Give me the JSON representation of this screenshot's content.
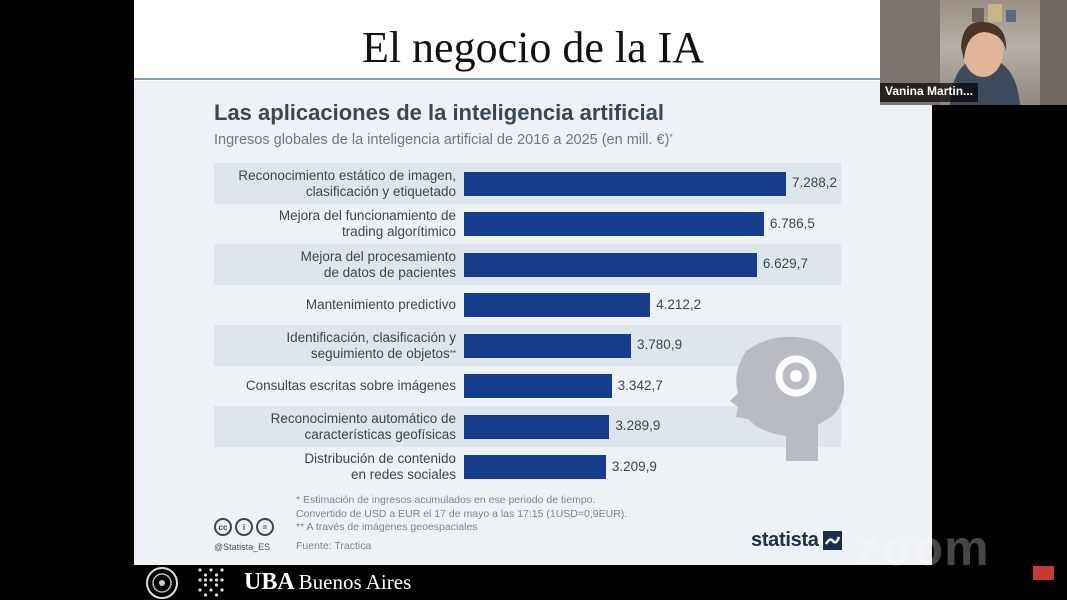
{
  "slide": {
    "title": "El negocio de la IA"
  },
  "chart_data": {
    "type": "bar",
    "orientation": "horizontal",
    "title": "Las aplicaciones de la inteligencia artificial",
    "subtitle": "Ingresos globales de la inteligencia artificial de 2016 a 2025 (en mill. €)",
    "subtitle_mark": "*",
    "xlim": [
      0,
      8000
    ],
    "grid": false,
    "categories": [
      "Reconocimiento estático de imagen,\nclasificación y etiquetado",
      "Mejora del funcionamiento de\ntrading algorítimico",
      "Mejora del procesamiento\nde datos de pacientes",
      "Mantenimiento predictivo",
      "Identificación, clasificación y\nseguimiento de objetos",
      "Consultas escritas sobre imágenes",
      "Reconocimiento automático de\ncaracterísticas geofísicas",
      "Distribución de contenido\nen redes sociales"
    ],
    "category_marks": [
      "",
      "",
      "",
      "",
      "**",
      "",
      "",
      ""
    ],
    "values": [
      7288.2,
      6786.5,
      6629.7,
      4212.2,
      3780.9,
      3342.7,
      3289.9,
      3209.9
    ],
    "value_labels": [
      "7.288,2",
      "6.786,5",
      "6.629,7",
      "4.212,2",
      "3.780,9",
      "3.342,7",
      "3.289,9",
      "3.209,9"
    ],
    "bar_color": "#163d8c",
    "band_color": "#dfe5ec"
  },
  "infographic": {
    "footnote_1": "*  Estimación de ingresos acumulados en ese periodo de tiempo.\n    Convertido de USD a EUR el 17 de mayo a las 17:15 (1USD=0,9EUR).",
    "footnote_2": "** A través de imágenes geoespaciales",
    "source": "Fuente: Tractica",
    "handle": "@Statista_ES",
    "license_icons": [
      "cc",
      "i",
      "="
    ],
    "brand": "statista"
  },
  "webcam": {
    "participant_name": "Vanina Martin..."
  },
  "watermark": {
    "text": "zoom"
  },
  "footer": {
    "brand": "UBA",
    "city": "Buenos Aires"
  }
}
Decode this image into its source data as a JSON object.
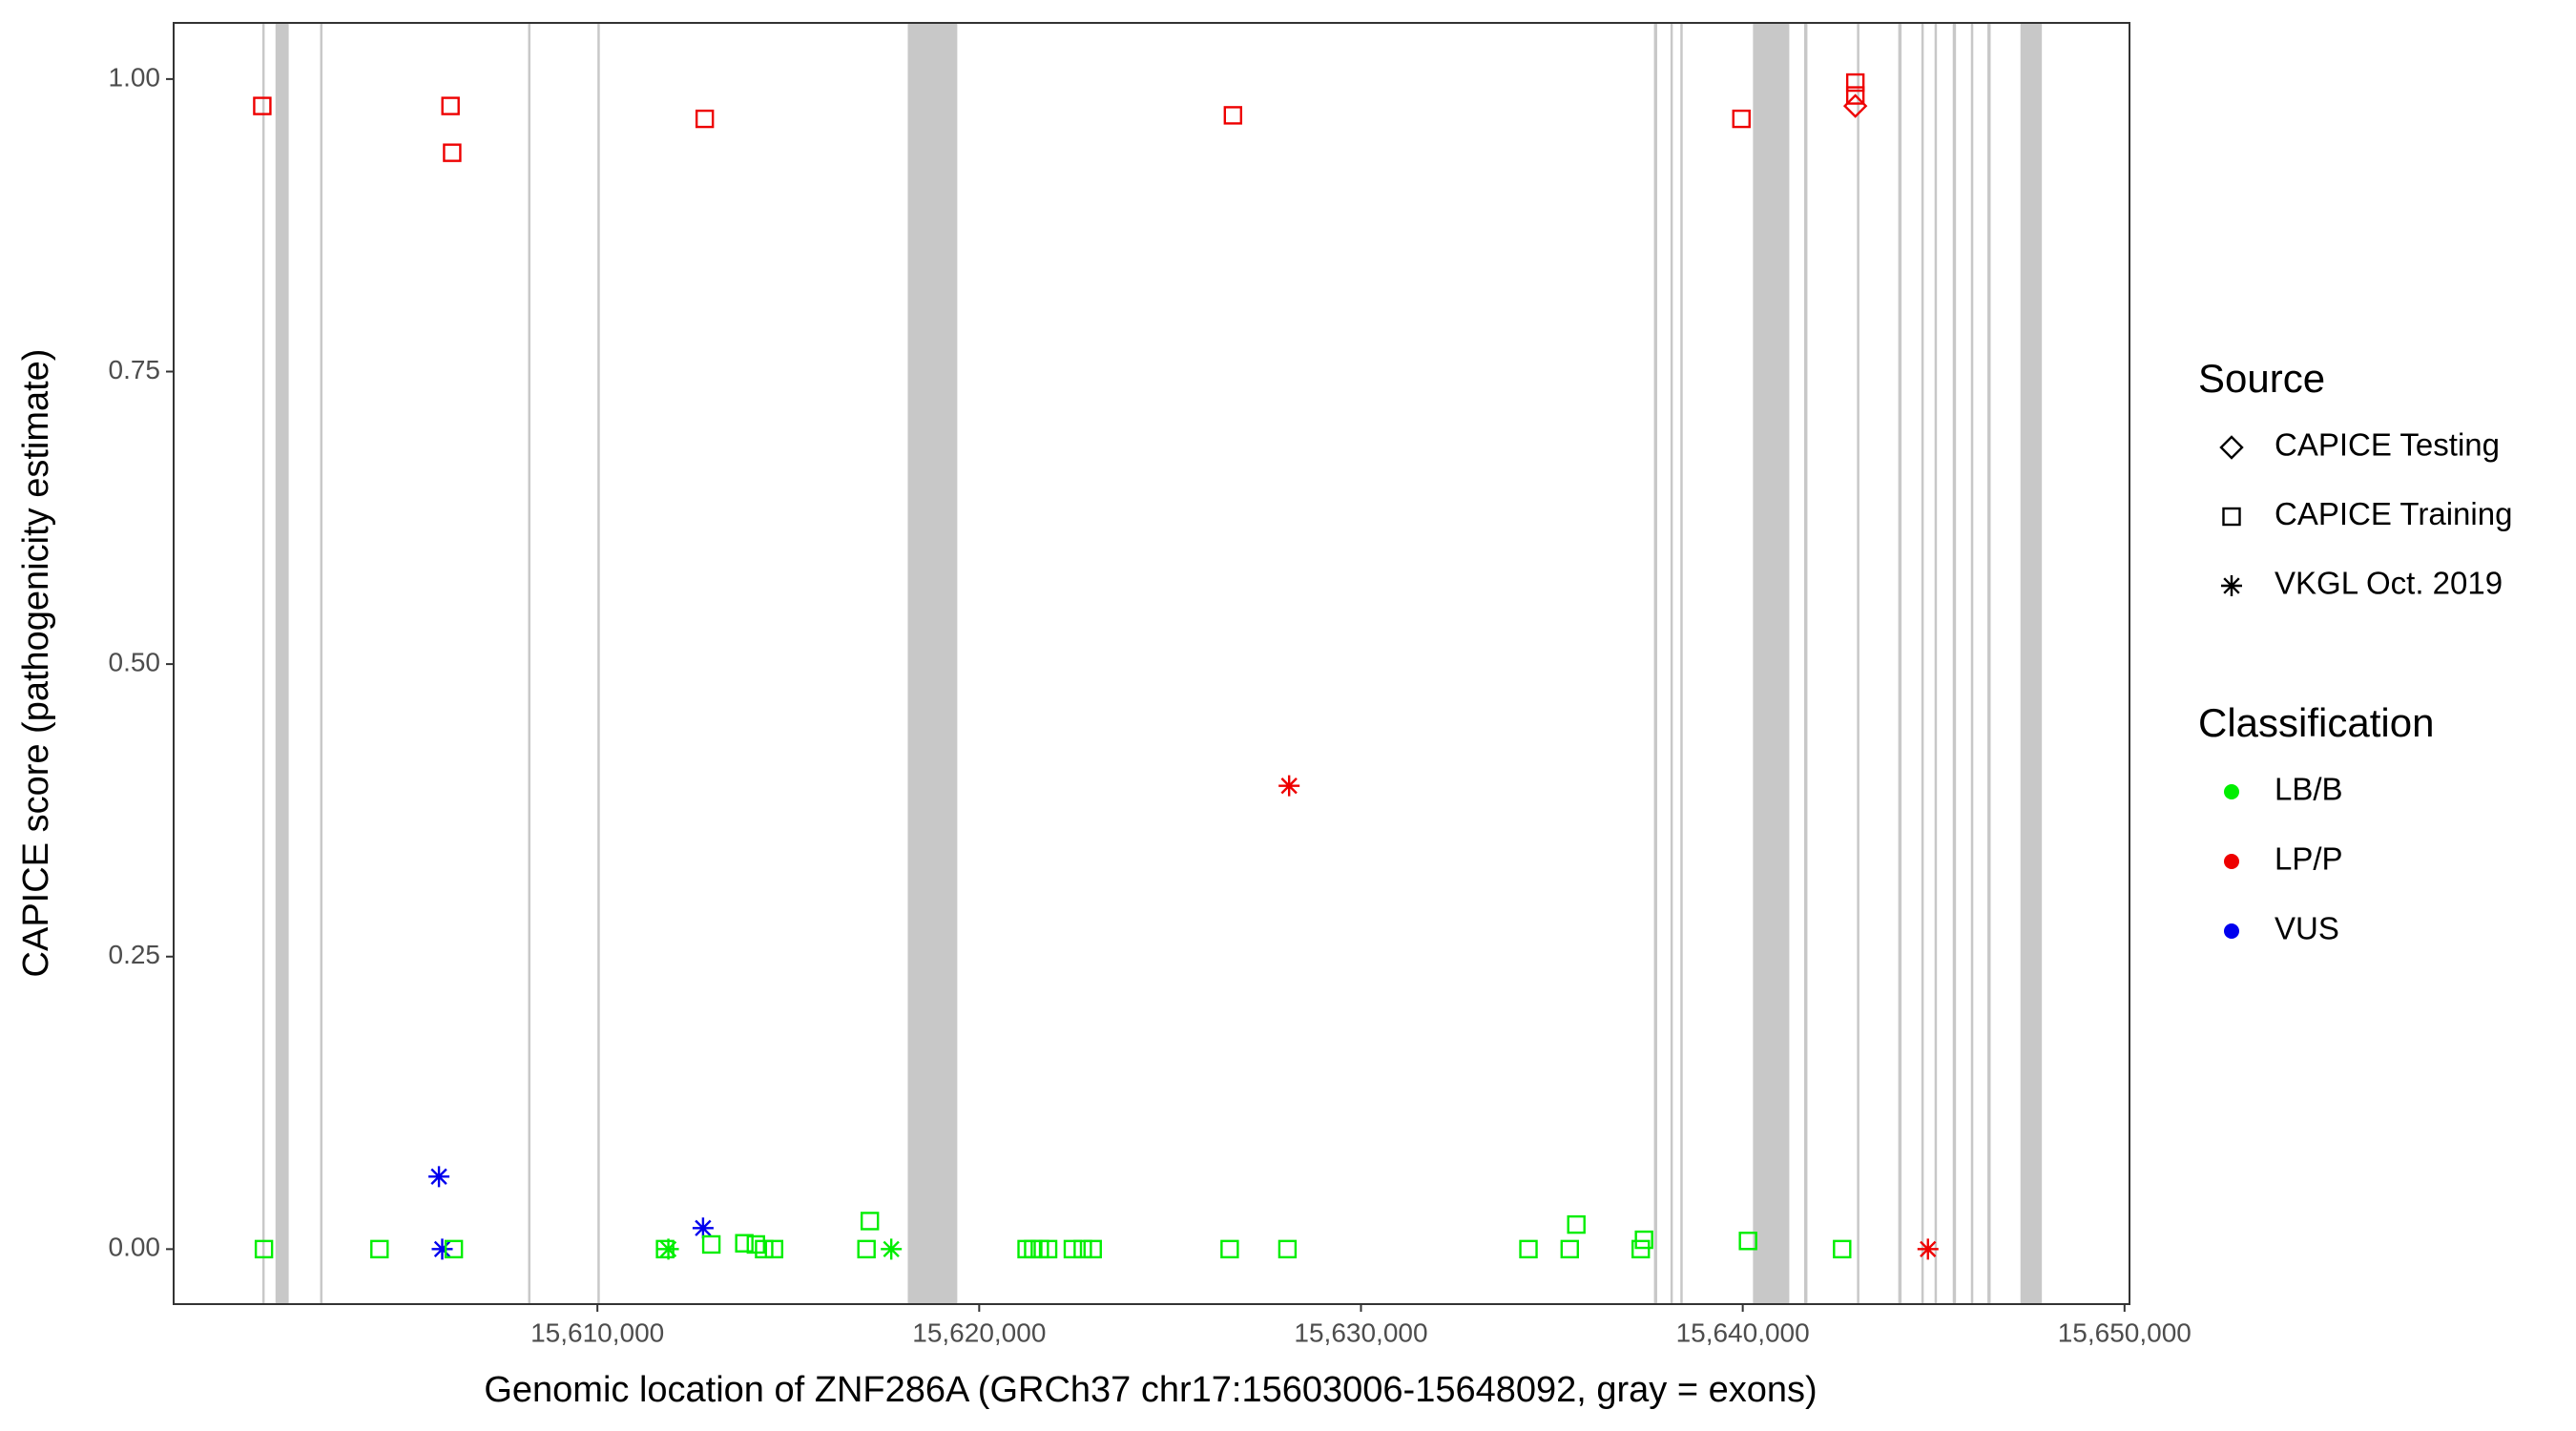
{
  "chart_data": {
    "type": "scatter",
    "x_label": "Genomic location of ZNF286A (GRCh37 chr17:15603006-15648092, gray = exons)",
    "y_label": "CAPICE score (pathogenicity estimate)",
    "xlim": [
      15598900,
      15650130
    ],
    "ylim": [
      -0.047,
      1.048
    ],
    "xticks": [
      {
        "value": 15610000,
        "label": "15,610,000"
      },
      {
        "value": 15620000,
        "label": "15,620,000"
      },
      {
        "value": 15630000,
        "label": "15,630,000"
      },
      {
        "value": 15640000,
        "label": "15,640,000"
      },
      {
        "value": 15650000,
        "label": "15,650,000"
      }
    ],
    "yticks": [
      {
        "value": 0,
        "label": "0.00"
      },
      {
        "value": 0.25,
        "label": "0.25"
      },
      {
        "value": 0.5,
        "label": "0.50"
      },
      {
        "value": 0.75,
        "label": "0.75"
      },
      {
        "value": 1,
        "label": "1.00"
      }
    ],
    "grid": false,
    "exon_color": "#c8c8c8",
    "exons": [
      [
        15601222,
        15601265
      ],
      [
        15601568,
        15601914
      ],
      [
        15602736,
        15602779
      ],
      [
        15608184,
        15608227
      ],
      [
        15610000,
        15610043
      ],
      [
        15618129,
        15619426
      ],
      [
        15637674,
        15637760
      ],
      [
        15638106,
        15638149
      ],
      [
        15638365,
        15638408
      ],
      [
        15640268,
        15641219
      ],
      [
        15641608,
        15641694
      ],
      [
        15642992,
        15643035
      ],
      [
        15644073,
        15644160
      ],
      [
        15644678,
        15644721
      ],
      [
        15645024,
        15645067
      ],
      [
        15645500,
        15645586
      ],
      [
        15645976,
        15646019
      ],
      [
        15646408,
        15646494
      ],
      [
        15647274,
        15647835
      ]
    ],
    "source": {
      "title": "Source",
      "labels": [
        "CAPICE Testing",
        "CAPICE Training",
        "VKGL Oct. 2019"
      ],
      "shapes": [
        "diamond",
        "square",
        "asterisk"
      ]
    },
    "classification": {
      "title": "Classification",
      "labels": [
        "LB/B",
        "LP/P",
        "VUS"
      ],
      "colors": [
        "#00ee00",
        "#ee0000",
        "#0000ee"
      ]
    },
    "points": {
      "x": [
        15601222,
        15606152,
        15606195,
        15612811,
        15626647,
        15639965,
        15642949,
        15642949,
        15642949,
        15628118,
        15644851,
        15605849,
        15605935,
        15612767,
        15601265,
        15604292,
        15606238,
        15611773,
        15612984,
        15613848,
        15614151,
        15614367,
        15614627,
        15617048,
        15617135,
        15621242,
        15621415,
        15621588,
        15621805,
        15622453,
        15622713,
        15622972,
        15626561,
        15628074,
        15634387,
        15635468,
        15635641,
        15637328,
        15637414,
        15640138,
        15642603,
        15611859,
        15617697
      ],
      "y": [
        0.977,
        0.977,
        0.937,
        0.966,
        0.969,
        0.966,
        0.997,
        0.986,
        0.977,
        0.396,
        0,
        0.062,
        0,
        0.018,
        0,
        0,
        0,
        0,
        0.004,
        0.005,
        0.004,
        0,
        0,
        0,
        0.024,
        0,
        0,
        0,
        0,
        0,
        0,
        0,
        0,
        0,
        0,
        0,
        0.021,
        0,
        0.008,
        0.007,
        0,
        0,
        0
      ],
      "source": [
        "CAPICE Training",
        "CAPICE Training",
        "CAPICE Training",
        "CAPICE Training",
        "CAPICE Training",
        "CAPICE Training",
        "CAPICE Training",
        "CAPICE Training",
        "CAPICE Testing",
        "VKGL Oct. 2019",
        "VKGL Oct. 2019",
        "VKGL Oct. 2019",
        "VKGL Oct. 2019",
        "VKGL Oct. 2019",
        "CAPICE Training",
        "CAPICE Training",
        "CAPICE Training",
        "CAPICE Training",
        "CAPICE Training",
        "CAPICE Training",
        "CAPICE Training",
        "CAPICE Training",
        "CAPICE Training",
        "CAPICE Training",
        "CAPICE Training",
        "CAPICE Training",
        "CAPICE Training",
        "CAPICE Training",
        "CAPICE Training",
        "CAPICE Training",
        "CAPICE Training",
        "CAPICE Training",
        "CAPICE Training",
        "CAPICE Training",
        "CAPICE Training",
        "CAPICE Training",
        "CAPICE Training",
        "CAPICE Training",
        "CAPICE Training",
        "CAPICE Training",
        "CAPICE Training",
        "VKGL Oct. 2019",
        "VKGL Oct. 2019"
      ],
      "classification": [
        "LP/P",
        "LP/P",
        "LP/P",
        "LP/P",
        "LP/P",
        "LP/P",
        "LP/P",
        "LP/P",
        "LP/P",
        "LP/P",
        "LP/P",
        "VUS",
        "VUS",
        "VUS",
        "LB/B",
        "LB/B",
        "LB/B",
        "LB/B",
        "LB/B",
        "LB/B",
        "LB/B",
        "LB/B",
        "LB/B",
        "LB/B",
        "LB/B",
        "LB/B",
        "LB/B",
        "LB/B",
        "LB/B",
        "LB/B",
        "LB/B",
        "LB/B",
        "LB/B",
        "LB/B",
        "LB/B",
        "LB/B",
        "LB/B",
        "LB/B",
        "LB/B",
        "LB/B",
        "LB/B",
        "LB/B",
        "LB/B"
      ]
    }
  }
}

_ _ _

- **Assignment**
Go through the material and copy each line in which the word "artificial" occurs.

- **Task response**
    "title": "Las aplicaciones de la inteligencia artificial",
    "subtitle": "Ingresos globales de la inteligencia artificial de 2016 a 2025 (en mill. €)",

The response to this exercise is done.